Extracted data entries
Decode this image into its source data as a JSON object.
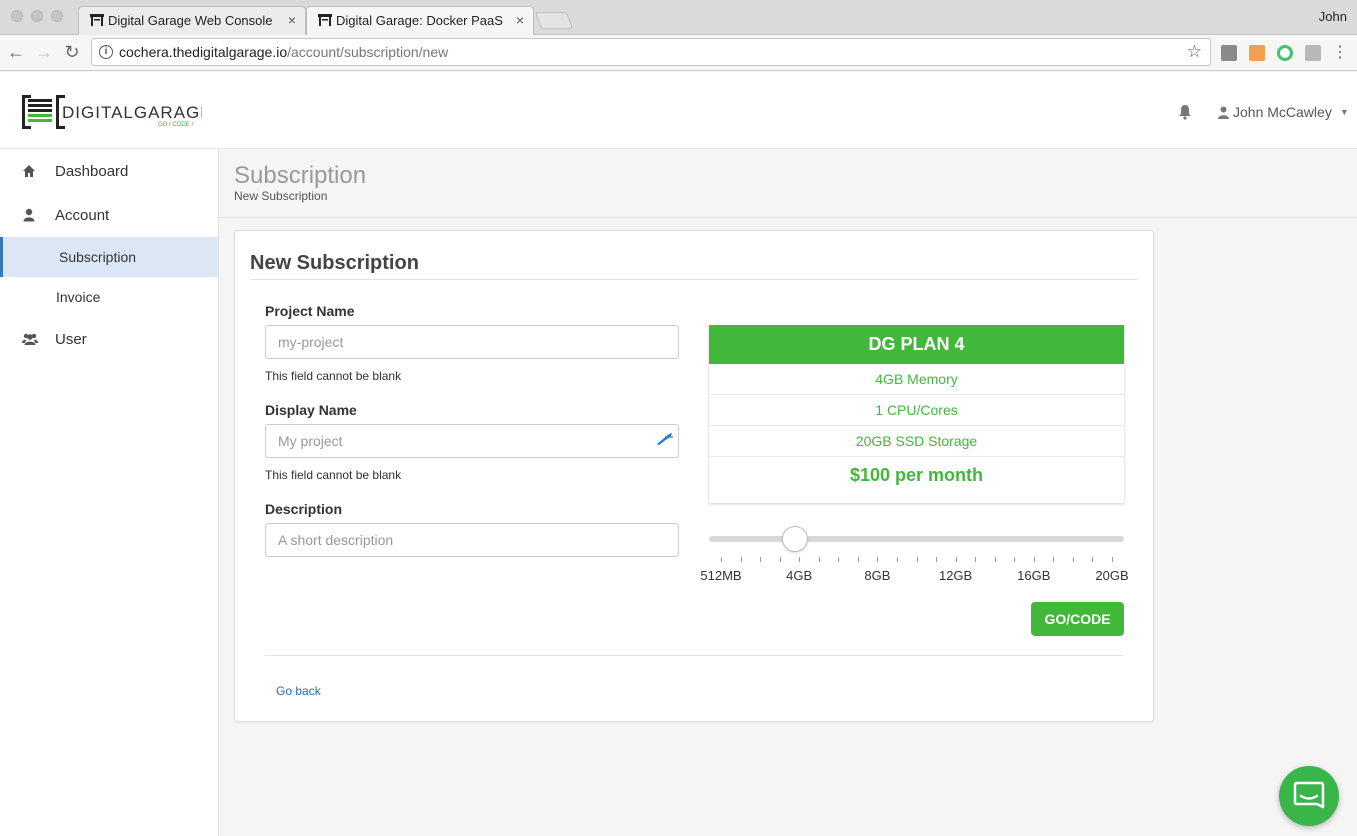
{
  "browser": {
    "tabs": [
      {
        "title": "Digital Garage Web Console",
        "close": "×"
      },
      {
        "title": "Digital Garage: Docker PaaS|K",
        "close": "×"
      }
    ],
    "profile_name": "John",
    "url_host": "cochera.thedigitalgarage.io",
    "url_path": "/account/subscription/new"
  },
  "header": {
    "user_name": "John McCawley"
  },
  "sidebar": {
    "items": [
      {
        "label": "Dashboard",
        "icon": "home-icon"
      },
      {
        "label": "Account",
        "icon": "user-icon"
      },
      {
        "label": "Subscription",
        "active": true
      },
      {
        "label": "Invoice"
      },
      {
        "label": "User",
        "icon": "users-icon"
      }
    ]
  },
  "page": {
    "title": "Subscription",
    "subtitle": "New Subscription"
  },
  "form": {
    "heading": "New Subscription",
    "project_name_label": "Project Name",
    "project_name_placeholder": "my-project",
    "project_name_help": "This field cannot be blank",
    "display_name_label": "Display Name",
    "display_name_placeholder": "My project",
    "display_name_help": "This field cannot be blank",
    "description_label": "Description",
    "description_placeholder": "A short description",
    "go_back": "Go back"
  },
  "plan": {
    "name": "DG PLAN 4",
    "memory": "4GB Memory",
    "cpu": "1 CPU/Cores",
    "storage": "20GB SSD Storage",
    "price": "$100 per month",
    "accent_color": "#42b83b"
  },
  "slider": {
    "labels": [
      "512MB",
      "4GB",
      "8GB",
      "12GB",
      "16GB",
      "20GB"
    ],
    "selected": "4GB",
    "value_fraction": 0.19
  },
  "submit_label": "GO/CODE"
}
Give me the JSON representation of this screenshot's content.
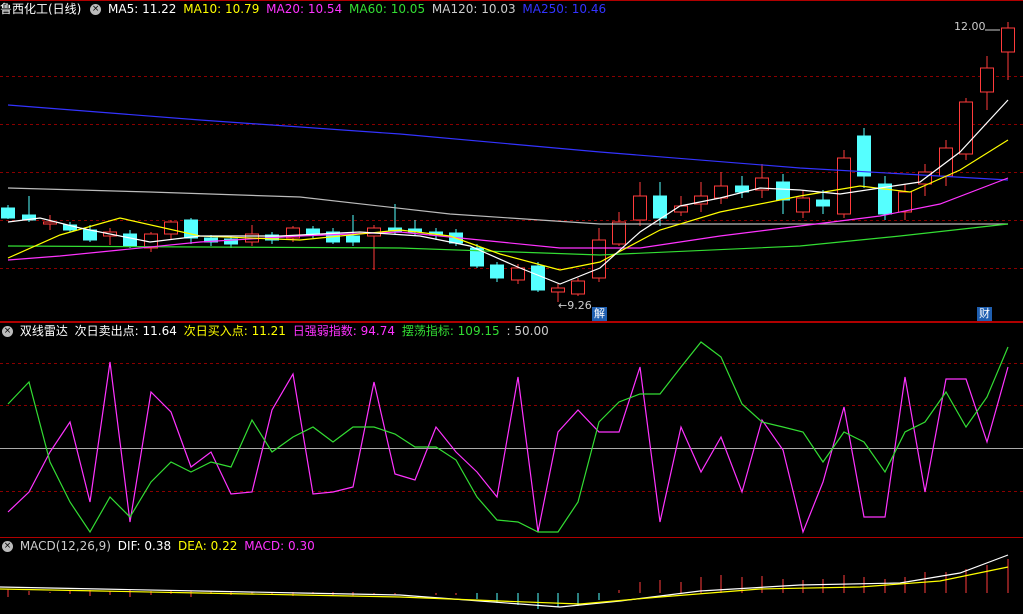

Exercise objective
Retype the whole listing, keeping every line identical and omitting all pictures.

Task result
Decode this image into its source data as a JSON object.
{
  "browser": {
    "tabs": [
      {
        "title": "Digital Garage Web Console",
        "close": "×"
      },
      {
        "title": "Digital Garage: Docker PaaS|K",
        "close": "×"
      }
    ],
    "profile_name": "John",
    "url_host": "cochera.thedigitalgarage.io",
    "url_path": "/account/subscription/new"
  },
  "header": {
    "user_name": "John McCawley"
  },
  "sidebar": {
    "items": [
      {
        "label": "Dashboard",
        "icon": "home-icon"
      },
      {
        "label": "Account",
        "icon": "user-icon"
      },
      {
        "label": "Subscription",
        "active": true
      },
      {
        "label": "Invoice"
      },
      {
        "label": "User",
        "icon": "users-icon"
      }
    ]
  },
  "page": {
    "title": "Subscription",
    "subtitle": "New Subscription"
  },
  "form": {
    "heading": "New Subscription",
    "project_name_label": "Project Name",
    "project_name_placeholder": "my-project",
    "project_name_help": "This field cannot be blank",
    "display_name_label": "Display Name",
    "display_name_placeholder": "My project",
    "display_name_help": "This field cannot be blank",
    "description_label": "Description",
    "description_placeholder": "A short description",
    "go_back": "Go back"
  },
  "plan": {
    "name": "DG PLAN 4",
    "memory": "4GB Memory",
    "cpu": "1 CPU/Cores",
    "storage": "20GB SSD Storage",
    "price": "$100 per month",
    "accent_color": "#42b83b"
  },
  "slider": {
    "labels": [
      "512MB",
      "4GB",
      "8GB",
      "12GB",
      "16GB",
      "20GB"
    ],
    "selected": "4GB",
    "value_fraction": 0.19
  },
  "submit_label": "GO/CODE"
}
Give me the JSON representation of this screenshot's content.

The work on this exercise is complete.